SHORT PROBLEM:
Write out all of the lines below, exactly and completely.

================================

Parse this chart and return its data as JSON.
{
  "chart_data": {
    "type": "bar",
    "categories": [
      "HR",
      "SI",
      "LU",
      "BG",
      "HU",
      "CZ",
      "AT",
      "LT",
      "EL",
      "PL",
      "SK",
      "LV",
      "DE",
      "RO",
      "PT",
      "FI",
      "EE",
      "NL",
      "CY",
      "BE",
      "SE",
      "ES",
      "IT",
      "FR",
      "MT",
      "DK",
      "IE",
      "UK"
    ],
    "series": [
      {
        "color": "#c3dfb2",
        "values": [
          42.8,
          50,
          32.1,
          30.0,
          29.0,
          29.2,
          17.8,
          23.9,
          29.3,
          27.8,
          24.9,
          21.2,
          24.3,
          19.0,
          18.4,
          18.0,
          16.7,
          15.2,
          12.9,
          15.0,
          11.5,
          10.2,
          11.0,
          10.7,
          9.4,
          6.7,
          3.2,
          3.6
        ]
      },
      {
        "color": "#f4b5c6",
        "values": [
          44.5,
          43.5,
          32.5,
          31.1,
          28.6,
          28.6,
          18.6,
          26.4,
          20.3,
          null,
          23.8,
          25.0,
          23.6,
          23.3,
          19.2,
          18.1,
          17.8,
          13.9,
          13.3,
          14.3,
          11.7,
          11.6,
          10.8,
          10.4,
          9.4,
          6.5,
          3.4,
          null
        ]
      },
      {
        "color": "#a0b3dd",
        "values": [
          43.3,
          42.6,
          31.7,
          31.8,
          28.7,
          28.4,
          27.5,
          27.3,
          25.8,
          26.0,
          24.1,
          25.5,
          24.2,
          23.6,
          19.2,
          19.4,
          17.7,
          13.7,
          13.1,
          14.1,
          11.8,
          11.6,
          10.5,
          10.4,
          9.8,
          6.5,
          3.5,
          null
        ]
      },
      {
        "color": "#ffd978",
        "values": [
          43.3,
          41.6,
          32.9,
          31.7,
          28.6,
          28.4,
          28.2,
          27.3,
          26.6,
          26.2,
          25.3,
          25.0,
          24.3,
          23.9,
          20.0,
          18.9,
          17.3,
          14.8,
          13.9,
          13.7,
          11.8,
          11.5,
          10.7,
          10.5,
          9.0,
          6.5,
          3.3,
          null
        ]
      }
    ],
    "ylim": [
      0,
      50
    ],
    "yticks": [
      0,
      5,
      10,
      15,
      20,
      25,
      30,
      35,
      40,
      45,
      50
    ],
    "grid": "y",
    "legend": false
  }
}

================================

EXERCISE ANSWER:
Parse this chart and return its data as JSON.
{
  "chart_data": {
    "type": "bar",
    "categories": [
      "HR",
      "SI",
      "LU",
      "BG",
      "HU",
      "CZ",
      "AT",
      "LT",
      "EL",
      "PL",
      "SK",
      "LV",
      "DE",
      "RO",
      "PT",
      "FI",
      "EE",
      "NL",
      "CY",
      "BE",
      "SE",
      "ES",
      "IT",
      "FR",
      "MT",
      "DK",
      "IE",
      "UK"
    ],
    "series": [
      {
        "color": "#c3dfb2",
        "values": [
          42.8,
          50,
          32.1,
          30.0,
          29.0,
          29.2,
          17.8,
          23.9,
          29.3,
          27.8,
          24.9,
          21.2,
          24.3,
          19.0,
          18.4,
          18.0,
          16.7,
          15.2,
          12.9,
          15.0,
          11.5,
          10.2,
          11.0,
          10.7,
          9.4,
          6.7,
          3.2,
          3.6
        ]
      },
      {
        "color": "#f4b5c6",
        "values": [
          44.5,
          43.5,
          32.5,
          31.1,
          28.6,
          28.6,
          18.6,
          26.4,
          20.3,
          null,
          23.8,
          25.0,
          23.6,
          23.3,
          19.2,
          18.1,
          17.8,
          13.9,
          13.3,
          14.3,
          11.7,
          11.6,
          10.8,
          10.4,
          9.4,
          6.5,
          3.4,
          null
        ]
      },
      {
        "color": "#a0b3dd",
        "values": [
          43.3,
          42.6,
          31.7,
          31.8,
          28.7,
          28.4,
          27.5,
          27.3,
          25.8,
          26.0,
          24.1,
          25.5,
          24.2,
          23.6,
          19.2,
          19.4,
          17.7,
          13.7,
          13.1,
          14.1,
          11.8,
          11.6,
          10.5,
          10.4,
          9.8,
          6.5,
          3.5,
          null
        ]
      },
      {
        "color": "#ffd978",
        "values": [
          43.3,
          41.6,
          32.9,
          31.7,
          28.6,
          28.4,
          28.2,
          27.3,
          26.6,
          26.2,
          25.3,
          25.0,
          24.3,
          23.9,
          20.0,
          18.9,
          17.3,
          14.8,
          13.9,
          13.7,
          11.8,
          11.5,
          10.7,
          10.5,
          9.0,
          6.5,
          3.3,
          null
        ]
      }
    ],
    "ylim": [
      0,
      50
    ],
    "yticks": [
      0,
      5,
      10,
      15,
      20,
      25,
      30,
      35,
      40,
      45,
      50
    ],
    "grid": "y",
    "legend": false
  }
}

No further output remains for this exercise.